Short exercise: Please say how many lines of the listing hold "reply", with no other words in the answer.

Input for this task:
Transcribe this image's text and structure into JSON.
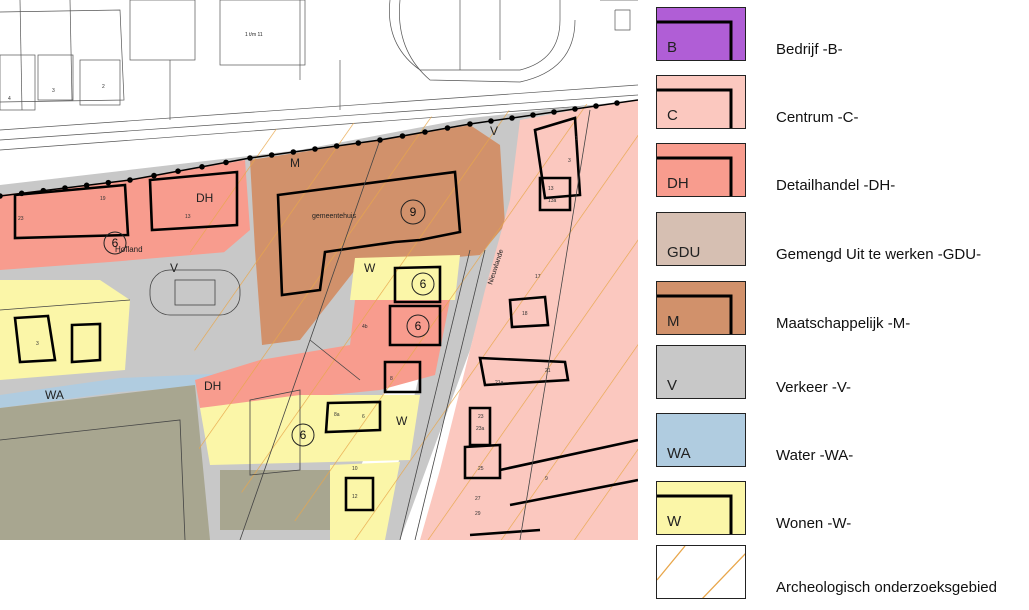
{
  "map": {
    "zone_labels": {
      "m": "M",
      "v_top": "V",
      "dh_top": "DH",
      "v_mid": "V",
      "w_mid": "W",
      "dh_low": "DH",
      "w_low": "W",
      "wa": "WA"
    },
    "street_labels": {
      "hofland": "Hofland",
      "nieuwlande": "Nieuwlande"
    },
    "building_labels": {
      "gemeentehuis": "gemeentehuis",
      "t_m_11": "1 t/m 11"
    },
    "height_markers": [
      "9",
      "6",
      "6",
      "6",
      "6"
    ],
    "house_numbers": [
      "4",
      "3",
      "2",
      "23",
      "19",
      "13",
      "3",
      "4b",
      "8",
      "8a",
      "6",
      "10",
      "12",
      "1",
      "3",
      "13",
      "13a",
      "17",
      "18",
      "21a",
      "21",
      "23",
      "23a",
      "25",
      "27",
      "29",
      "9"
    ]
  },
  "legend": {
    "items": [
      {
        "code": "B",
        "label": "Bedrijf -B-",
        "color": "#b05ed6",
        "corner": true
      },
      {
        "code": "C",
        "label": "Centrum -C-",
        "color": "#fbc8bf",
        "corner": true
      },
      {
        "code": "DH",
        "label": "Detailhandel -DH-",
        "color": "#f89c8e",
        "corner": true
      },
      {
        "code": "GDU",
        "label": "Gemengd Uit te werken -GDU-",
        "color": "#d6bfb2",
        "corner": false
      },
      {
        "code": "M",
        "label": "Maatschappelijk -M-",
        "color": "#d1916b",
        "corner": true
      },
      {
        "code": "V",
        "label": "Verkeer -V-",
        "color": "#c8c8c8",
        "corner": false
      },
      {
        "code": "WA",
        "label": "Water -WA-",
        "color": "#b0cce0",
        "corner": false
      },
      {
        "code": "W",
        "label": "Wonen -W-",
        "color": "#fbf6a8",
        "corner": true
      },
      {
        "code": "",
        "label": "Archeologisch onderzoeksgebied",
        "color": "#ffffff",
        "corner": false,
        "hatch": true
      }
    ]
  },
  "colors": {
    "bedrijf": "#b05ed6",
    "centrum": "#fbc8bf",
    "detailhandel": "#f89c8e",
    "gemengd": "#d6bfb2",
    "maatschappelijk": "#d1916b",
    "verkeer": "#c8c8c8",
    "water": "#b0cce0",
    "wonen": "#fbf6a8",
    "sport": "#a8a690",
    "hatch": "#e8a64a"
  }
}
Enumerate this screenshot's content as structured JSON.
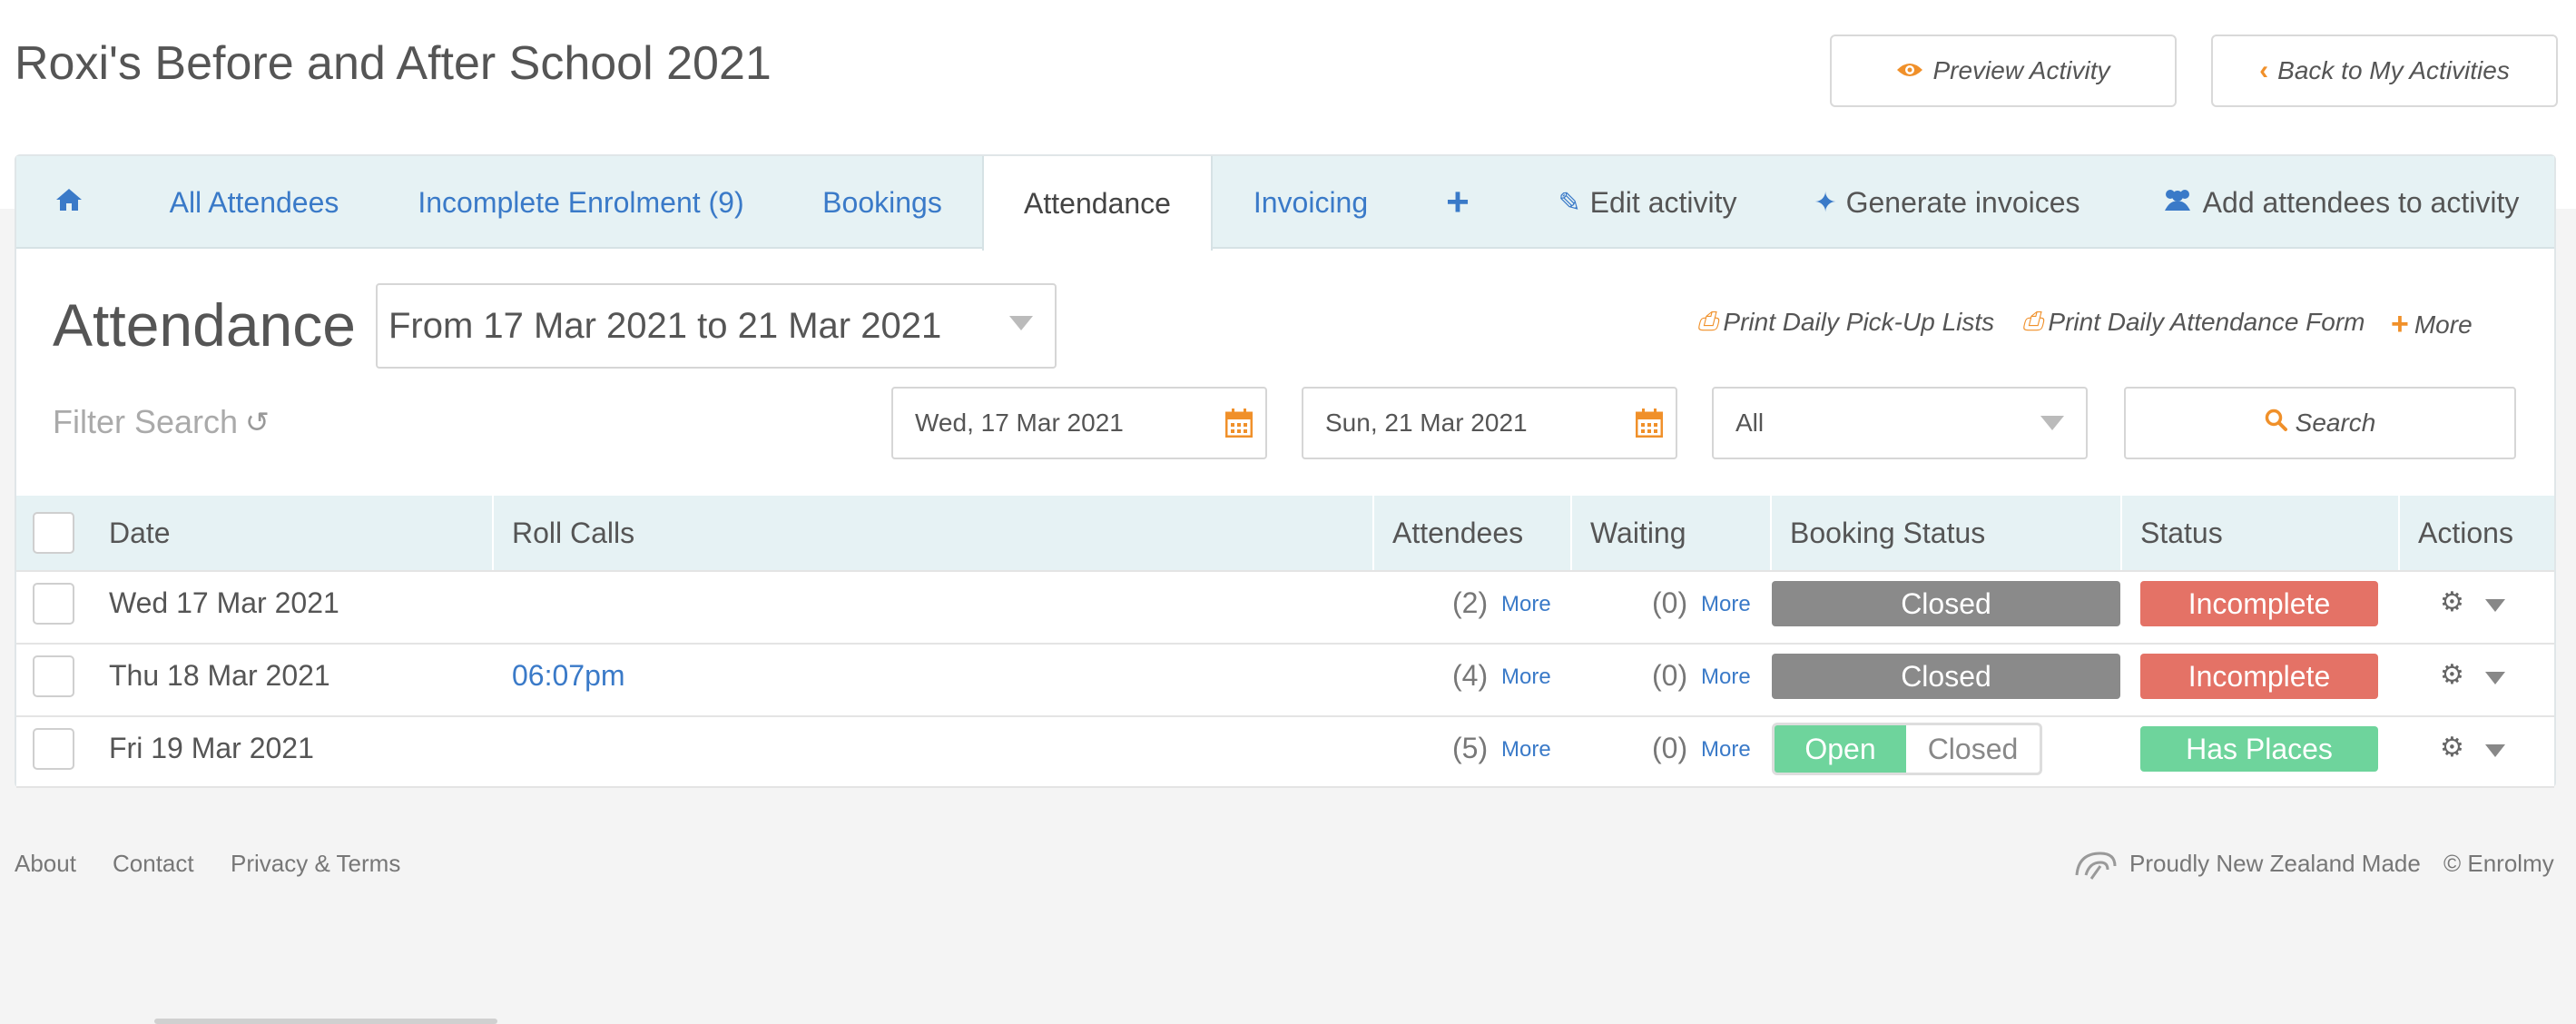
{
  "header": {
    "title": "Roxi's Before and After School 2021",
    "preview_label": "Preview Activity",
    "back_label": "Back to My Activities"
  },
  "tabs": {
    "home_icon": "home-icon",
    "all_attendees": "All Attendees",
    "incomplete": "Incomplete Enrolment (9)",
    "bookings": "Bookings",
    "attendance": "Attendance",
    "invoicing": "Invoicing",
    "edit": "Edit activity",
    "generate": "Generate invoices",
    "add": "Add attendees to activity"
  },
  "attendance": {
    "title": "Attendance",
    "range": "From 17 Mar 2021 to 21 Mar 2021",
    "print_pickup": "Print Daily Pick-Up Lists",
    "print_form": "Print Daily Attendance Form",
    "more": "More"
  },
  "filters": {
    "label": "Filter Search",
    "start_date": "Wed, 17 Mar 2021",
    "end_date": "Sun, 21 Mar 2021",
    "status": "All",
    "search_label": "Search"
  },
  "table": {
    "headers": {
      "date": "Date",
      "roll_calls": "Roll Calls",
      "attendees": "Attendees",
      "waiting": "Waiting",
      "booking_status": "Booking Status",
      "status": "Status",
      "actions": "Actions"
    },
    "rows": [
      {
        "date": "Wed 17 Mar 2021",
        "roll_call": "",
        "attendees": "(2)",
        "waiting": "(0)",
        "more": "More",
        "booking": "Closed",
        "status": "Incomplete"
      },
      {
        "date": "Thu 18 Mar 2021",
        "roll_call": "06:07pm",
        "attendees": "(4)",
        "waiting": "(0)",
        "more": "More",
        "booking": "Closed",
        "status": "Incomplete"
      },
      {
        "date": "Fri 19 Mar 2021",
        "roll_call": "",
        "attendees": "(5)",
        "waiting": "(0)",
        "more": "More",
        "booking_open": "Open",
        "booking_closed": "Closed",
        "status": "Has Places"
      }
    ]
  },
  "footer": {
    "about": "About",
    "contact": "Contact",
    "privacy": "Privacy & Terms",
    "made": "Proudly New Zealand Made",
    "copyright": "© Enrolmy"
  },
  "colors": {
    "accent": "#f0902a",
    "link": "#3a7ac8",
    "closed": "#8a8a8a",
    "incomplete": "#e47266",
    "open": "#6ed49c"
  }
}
* * *
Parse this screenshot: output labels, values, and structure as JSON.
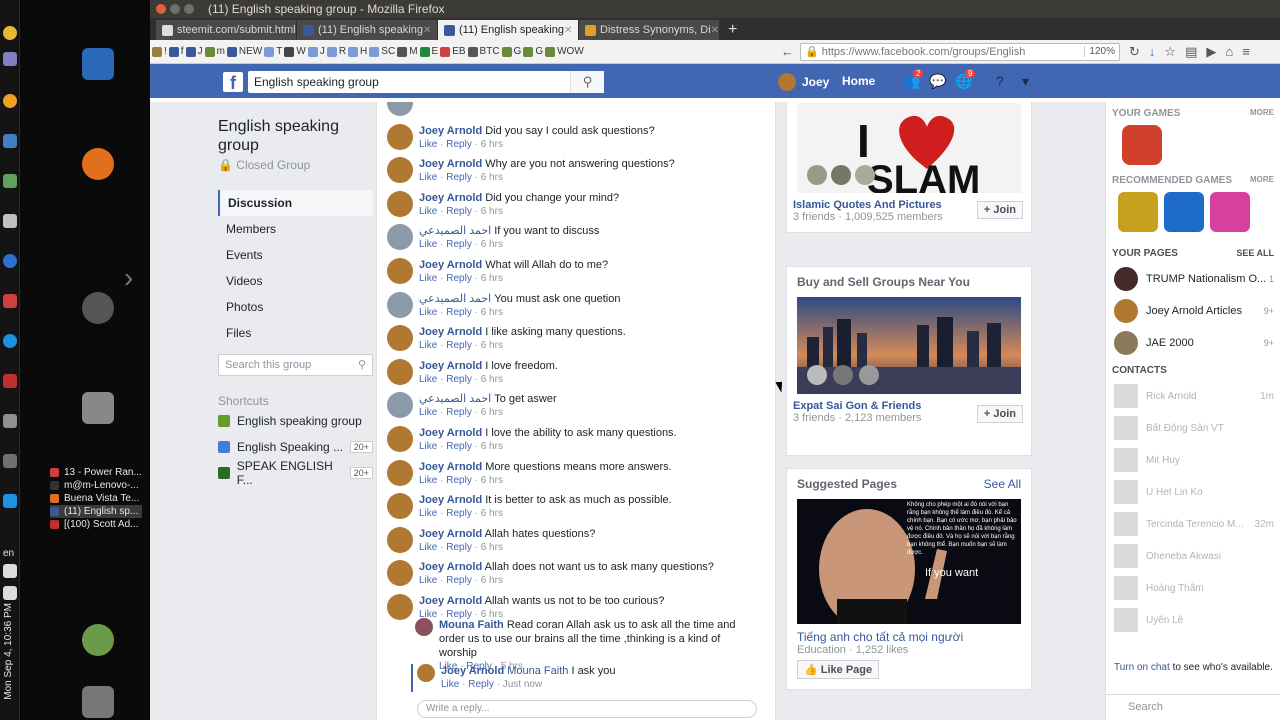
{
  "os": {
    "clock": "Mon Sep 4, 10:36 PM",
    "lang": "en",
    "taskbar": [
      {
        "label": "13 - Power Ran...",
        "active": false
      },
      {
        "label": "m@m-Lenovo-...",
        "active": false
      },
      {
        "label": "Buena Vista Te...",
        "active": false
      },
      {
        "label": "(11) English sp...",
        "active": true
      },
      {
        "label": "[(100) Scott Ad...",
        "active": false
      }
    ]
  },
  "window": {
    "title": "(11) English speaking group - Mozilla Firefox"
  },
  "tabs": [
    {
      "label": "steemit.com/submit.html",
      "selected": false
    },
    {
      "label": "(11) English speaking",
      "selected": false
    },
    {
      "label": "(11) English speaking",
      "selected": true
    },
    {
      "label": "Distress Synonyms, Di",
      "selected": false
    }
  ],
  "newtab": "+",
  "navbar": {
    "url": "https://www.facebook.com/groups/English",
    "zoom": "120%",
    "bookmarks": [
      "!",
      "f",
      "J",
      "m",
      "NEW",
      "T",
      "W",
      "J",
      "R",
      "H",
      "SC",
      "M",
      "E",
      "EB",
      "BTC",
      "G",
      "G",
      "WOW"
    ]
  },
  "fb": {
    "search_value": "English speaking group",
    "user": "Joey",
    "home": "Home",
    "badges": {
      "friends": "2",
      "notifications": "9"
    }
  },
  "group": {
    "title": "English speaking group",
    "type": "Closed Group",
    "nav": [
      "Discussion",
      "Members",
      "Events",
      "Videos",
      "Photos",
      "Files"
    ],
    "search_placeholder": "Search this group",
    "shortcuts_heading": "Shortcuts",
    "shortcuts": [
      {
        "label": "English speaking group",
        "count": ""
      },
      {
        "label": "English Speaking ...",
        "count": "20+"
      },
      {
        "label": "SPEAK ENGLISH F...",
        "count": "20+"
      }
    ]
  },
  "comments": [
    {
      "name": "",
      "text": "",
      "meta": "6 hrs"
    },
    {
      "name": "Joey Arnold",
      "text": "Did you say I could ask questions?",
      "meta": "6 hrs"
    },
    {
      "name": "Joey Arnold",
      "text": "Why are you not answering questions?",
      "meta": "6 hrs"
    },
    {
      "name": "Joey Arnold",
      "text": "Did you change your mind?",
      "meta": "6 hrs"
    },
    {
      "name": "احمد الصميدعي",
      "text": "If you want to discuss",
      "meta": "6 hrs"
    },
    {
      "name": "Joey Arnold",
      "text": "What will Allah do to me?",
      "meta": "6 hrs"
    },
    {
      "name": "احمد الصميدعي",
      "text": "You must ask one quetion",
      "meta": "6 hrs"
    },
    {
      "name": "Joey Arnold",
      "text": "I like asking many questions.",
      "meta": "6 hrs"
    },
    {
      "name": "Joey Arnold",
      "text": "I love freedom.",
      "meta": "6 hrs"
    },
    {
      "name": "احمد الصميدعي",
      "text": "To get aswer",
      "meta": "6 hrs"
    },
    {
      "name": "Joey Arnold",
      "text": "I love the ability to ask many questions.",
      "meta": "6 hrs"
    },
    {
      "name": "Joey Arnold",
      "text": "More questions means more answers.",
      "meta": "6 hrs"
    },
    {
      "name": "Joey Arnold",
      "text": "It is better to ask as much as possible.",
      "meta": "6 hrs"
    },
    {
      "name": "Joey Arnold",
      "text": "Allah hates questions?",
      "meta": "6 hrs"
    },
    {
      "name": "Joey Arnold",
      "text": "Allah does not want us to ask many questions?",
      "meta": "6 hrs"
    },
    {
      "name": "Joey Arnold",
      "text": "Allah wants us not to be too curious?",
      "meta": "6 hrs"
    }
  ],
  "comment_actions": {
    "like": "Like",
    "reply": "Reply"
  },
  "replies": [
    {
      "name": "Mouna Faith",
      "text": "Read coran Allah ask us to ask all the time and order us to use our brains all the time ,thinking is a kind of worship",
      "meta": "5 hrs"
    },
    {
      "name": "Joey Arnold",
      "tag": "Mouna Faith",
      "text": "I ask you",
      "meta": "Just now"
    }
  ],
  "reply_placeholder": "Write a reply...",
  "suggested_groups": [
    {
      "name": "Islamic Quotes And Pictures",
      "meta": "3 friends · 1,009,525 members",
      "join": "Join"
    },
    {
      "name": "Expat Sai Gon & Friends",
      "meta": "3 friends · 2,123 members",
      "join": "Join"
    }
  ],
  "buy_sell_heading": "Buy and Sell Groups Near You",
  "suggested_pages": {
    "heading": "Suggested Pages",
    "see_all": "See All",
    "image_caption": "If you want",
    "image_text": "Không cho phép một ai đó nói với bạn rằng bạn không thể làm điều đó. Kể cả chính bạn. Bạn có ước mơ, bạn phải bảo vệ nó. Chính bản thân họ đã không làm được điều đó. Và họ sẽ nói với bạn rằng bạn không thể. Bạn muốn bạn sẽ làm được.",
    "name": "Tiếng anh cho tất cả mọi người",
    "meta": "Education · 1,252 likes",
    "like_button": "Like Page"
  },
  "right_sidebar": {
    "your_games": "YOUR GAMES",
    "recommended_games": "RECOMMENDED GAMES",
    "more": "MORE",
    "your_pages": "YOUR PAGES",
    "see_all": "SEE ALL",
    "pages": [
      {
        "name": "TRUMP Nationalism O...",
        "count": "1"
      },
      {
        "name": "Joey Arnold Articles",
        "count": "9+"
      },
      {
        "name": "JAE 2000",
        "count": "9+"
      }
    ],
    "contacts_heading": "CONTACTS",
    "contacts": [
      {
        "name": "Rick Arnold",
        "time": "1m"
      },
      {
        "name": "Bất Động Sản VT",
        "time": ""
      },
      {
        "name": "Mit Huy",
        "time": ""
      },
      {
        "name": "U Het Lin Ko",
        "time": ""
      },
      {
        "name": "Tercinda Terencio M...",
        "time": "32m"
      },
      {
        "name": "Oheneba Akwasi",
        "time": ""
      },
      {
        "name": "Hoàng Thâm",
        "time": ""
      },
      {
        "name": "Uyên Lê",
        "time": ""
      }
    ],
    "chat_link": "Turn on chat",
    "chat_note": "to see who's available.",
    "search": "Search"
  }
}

The output: 2